Exercise
Can you copy the entries word for word, beginning with their first line and stopping after the line that contains "input-pixel xyxy=(757,303,795,341)", with both of those lines included?

***

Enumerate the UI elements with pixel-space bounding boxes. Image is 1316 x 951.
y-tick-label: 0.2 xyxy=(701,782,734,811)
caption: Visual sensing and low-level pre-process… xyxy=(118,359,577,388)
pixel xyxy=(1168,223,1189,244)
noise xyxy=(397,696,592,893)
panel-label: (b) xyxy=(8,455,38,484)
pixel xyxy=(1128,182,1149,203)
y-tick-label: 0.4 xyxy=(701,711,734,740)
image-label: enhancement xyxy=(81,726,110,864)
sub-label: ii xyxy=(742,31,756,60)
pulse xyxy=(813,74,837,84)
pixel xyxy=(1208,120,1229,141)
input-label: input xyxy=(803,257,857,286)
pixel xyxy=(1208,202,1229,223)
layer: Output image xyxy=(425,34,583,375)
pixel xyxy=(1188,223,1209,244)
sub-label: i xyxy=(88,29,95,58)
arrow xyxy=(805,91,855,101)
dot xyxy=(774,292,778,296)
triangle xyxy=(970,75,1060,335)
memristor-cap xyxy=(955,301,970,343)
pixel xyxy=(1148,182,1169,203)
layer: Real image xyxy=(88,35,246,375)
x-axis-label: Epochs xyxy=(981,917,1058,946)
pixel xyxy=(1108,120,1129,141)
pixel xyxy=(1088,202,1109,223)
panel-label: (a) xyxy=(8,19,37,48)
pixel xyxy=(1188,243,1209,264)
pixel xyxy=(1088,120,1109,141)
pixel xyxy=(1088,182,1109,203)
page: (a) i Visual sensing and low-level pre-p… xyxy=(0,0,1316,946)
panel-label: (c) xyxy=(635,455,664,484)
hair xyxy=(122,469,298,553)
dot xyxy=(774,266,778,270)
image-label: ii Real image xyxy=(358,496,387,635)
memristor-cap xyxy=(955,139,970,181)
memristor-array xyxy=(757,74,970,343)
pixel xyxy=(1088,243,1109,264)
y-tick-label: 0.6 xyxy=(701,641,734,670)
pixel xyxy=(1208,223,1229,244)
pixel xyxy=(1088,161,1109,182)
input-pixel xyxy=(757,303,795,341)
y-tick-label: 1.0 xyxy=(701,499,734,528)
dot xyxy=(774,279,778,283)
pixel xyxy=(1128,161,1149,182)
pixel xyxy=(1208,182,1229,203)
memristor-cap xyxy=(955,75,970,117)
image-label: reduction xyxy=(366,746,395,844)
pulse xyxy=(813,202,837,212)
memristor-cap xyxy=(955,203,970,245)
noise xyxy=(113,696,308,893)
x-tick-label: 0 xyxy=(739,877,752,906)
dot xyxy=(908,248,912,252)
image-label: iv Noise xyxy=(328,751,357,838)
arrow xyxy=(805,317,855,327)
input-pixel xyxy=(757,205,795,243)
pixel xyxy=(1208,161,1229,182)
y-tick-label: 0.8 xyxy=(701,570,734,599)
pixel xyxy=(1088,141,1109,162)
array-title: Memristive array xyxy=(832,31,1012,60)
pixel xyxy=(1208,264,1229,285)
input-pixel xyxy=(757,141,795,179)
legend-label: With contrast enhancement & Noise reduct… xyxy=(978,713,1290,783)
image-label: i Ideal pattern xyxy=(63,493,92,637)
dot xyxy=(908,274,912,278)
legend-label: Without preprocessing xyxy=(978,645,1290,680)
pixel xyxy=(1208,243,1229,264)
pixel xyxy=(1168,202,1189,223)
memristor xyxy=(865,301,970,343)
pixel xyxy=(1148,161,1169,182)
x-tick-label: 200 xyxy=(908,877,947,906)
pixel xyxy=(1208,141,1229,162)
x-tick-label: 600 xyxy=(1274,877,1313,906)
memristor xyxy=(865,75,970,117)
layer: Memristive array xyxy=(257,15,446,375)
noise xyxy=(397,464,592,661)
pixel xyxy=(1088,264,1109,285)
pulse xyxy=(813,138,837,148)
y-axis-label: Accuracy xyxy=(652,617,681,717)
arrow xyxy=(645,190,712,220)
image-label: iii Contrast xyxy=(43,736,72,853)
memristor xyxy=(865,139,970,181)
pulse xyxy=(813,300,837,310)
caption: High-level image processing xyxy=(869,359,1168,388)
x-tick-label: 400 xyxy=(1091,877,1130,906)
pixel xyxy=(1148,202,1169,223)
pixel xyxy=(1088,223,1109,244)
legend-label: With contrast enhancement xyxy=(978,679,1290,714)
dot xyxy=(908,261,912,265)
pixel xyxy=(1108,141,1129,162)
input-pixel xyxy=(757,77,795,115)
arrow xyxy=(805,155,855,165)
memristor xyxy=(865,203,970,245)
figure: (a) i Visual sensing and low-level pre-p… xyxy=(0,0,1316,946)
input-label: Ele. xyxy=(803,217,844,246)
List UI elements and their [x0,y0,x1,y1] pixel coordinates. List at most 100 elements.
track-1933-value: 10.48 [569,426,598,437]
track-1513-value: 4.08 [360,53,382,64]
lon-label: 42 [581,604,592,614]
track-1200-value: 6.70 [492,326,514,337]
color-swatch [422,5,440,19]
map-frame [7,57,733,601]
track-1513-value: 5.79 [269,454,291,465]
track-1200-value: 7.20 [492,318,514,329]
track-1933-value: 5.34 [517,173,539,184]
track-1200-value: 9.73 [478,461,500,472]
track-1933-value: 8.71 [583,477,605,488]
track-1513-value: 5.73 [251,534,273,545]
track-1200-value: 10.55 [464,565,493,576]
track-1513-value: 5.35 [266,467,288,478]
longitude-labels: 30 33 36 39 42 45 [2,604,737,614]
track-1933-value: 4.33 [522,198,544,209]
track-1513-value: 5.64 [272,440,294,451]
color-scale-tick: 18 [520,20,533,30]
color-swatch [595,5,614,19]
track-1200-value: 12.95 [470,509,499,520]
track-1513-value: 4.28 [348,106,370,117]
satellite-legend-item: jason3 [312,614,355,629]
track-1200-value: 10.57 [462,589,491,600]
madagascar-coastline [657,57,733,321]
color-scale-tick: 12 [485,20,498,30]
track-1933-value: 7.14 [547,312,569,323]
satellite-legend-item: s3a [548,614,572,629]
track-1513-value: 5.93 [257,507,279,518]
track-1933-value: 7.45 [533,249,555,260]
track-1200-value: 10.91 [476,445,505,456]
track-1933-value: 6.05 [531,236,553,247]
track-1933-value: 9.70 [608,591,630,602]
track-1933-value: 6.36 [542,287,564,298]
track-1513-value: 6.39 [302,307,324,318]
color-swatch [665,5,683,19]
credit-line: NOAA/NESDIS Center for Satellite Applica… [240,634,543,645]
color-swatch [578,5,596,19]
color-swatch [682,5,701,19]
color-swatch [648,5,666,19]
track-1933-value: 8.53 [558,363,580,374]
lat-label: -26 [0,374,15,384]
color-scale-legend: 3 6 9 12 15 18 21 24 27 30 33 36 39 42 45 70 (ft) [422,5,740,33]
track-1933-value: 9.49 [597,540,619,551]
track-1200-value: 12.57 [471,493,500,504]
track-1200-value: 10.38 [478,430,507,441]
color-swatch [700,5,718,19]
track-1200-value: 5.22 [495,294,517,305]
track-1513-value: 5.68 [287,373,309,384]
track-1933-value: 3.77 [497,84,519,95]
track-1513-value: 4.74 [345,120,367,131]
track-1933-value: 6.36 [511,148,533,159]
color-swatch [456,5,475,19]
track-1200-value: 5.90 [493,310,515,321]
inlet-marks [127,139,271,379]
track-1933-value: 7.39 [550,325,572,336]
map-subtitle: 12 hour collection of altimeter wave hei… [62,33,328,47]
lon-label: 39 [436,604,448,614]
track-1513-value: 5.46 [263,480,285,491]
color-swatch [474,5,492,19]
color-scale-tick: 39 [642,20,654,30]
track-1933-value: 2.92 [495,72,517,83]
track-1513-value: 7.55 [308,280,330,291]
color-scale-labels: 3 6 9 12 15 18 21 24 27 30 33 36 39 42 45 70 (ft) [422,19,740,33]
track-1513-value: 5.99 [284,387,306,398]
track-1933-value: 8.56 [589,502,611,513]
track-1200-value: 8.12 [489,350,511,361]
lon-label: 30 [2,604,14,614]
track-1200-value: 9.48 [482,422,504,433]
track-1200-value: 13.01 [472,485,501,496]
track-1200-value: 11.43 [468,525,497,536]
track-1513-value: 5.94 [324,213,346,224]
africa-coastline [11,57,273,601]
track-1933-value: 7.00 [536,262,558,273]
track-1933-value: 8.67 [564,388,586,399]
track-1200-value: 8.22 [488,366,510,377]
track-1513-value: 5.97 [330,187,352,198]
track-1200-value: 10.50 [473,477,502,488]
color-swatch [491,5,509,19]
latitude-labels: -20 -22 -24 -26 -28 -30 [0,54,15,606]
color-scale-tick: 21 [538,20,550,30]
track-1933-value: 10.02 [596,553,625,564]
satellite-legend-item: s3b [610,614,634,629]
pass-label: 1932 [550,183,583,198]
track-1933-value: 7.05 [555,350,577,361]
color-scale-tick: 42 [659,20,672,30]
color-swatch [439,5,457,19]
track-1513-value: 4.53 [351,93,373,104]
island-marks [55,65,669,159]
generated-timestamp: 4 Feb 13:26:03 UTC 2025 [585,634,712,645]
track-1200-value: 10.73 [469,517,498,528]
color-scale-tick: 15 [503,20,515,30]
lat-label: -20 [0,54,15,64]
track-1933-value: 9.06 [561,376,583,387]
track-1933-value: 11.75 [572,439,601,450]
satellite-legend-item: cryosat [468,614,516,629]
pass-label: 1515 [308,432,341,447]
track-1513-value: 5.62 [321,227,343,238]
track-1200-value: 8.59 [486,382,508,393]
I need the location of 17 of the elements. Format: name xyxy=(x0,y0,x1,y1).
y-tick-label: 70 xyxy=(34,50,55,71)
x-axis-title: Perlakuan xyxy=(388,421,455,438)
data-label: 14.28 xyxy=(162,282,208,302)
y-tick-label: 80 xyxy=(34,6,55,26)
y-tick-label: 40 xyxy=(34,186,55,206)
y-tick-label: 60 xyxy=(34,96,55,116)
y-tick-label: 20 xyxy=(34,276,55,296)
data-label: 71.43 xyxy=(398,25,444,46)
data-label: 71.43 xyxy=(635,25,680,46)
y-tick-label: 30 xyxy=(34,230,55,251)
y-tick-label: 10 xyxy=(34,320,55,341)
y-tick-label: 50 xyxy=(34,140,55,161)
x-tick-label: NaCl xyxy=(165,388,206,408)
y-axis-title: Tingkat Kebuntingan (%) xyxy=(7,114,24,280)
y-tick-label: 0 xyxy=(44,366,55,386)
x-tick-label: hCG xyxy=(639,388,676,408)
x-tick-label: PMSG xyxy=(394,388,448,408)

***

Answer to this exercise
Enumerate the UI elements with pixel-space bounding boxes. Image is 1316 x 951.
y-tick-label: 0.2 xyxy=(701,782,734,811)
caption: Visual sensing and low-level pre-process… xyxy=(118,359,577,388)
pixel xyxy=(1168,223,1189,244)
noise xyxy=(397,696,592,893)
panel-label: (b) xyxy=(8,455,38,484)
pixel xyxy=(1128,182,1149,203)
y-tick-label: 0.4 xyxy=(701,711,734,740)
image-label: enhancement xyxy=(81,726,110,864)
sub-label: ii xyxy=(742,31,756,60)
pulse xyxy=(813,74,837,84)
pixel xyxy=(1208,120,1229,141)
input-label: input xyxy=(803,257,857,286)
pixel xyxy=(1208,202,1229,223)
layer: Output image xyxy=(425,34,583,375)
pixel xyxy=(1188,223,1209,244)
sub-label: i xyxy=(88,29,95,58)
arrow xyxy=(805,91,855,101)
dot xyxy=(774,292,778,296)
triangle xyxy=(970,75,1060,335)
memristor-cap xyxy=(955,301,970,343)
pixel xyxy=(1148,182,1169,203)
layer: Real image xyxy=(88,35,246,375)
x-axis-label: Epochs xyxy=(981,917,1058,946)
pixel xyxy=(1108,120,1129,141)
pixel xyxy=(1088,202,1109,223)
panel-label: (a) xyxy=(8,19,37,48)
pixel xyxy=(1188,243,1209,264)
pixel xyxy=(1088,120,1109,141)
pixel xyxy=(1088,182,1109,203)
page: (a) i Visual sensing and low-level pre-p… xyxy=(0,0,1316,946)
panel-label: (c) xyxy=(635,455,664,484)
hair xyxy=(122,469,298,553)
dot xyxy=(774,266,778,270)
image-label: ii Real image xyxy=(358,496,387,635)
memristor-cap xyxy=(955,139,970,181)
memristor-array xyxy=(757,74,970,343)
pixel xyxy=(1088,243,1109,264)
y-tick-label: 0.6 xyxy=(701,641,734,670)
pixel xyxy=(1208,223,1229,244)
pixel xyxy=(1088,161,1109,182)
input-pixel xyxy=(757,303,795,341)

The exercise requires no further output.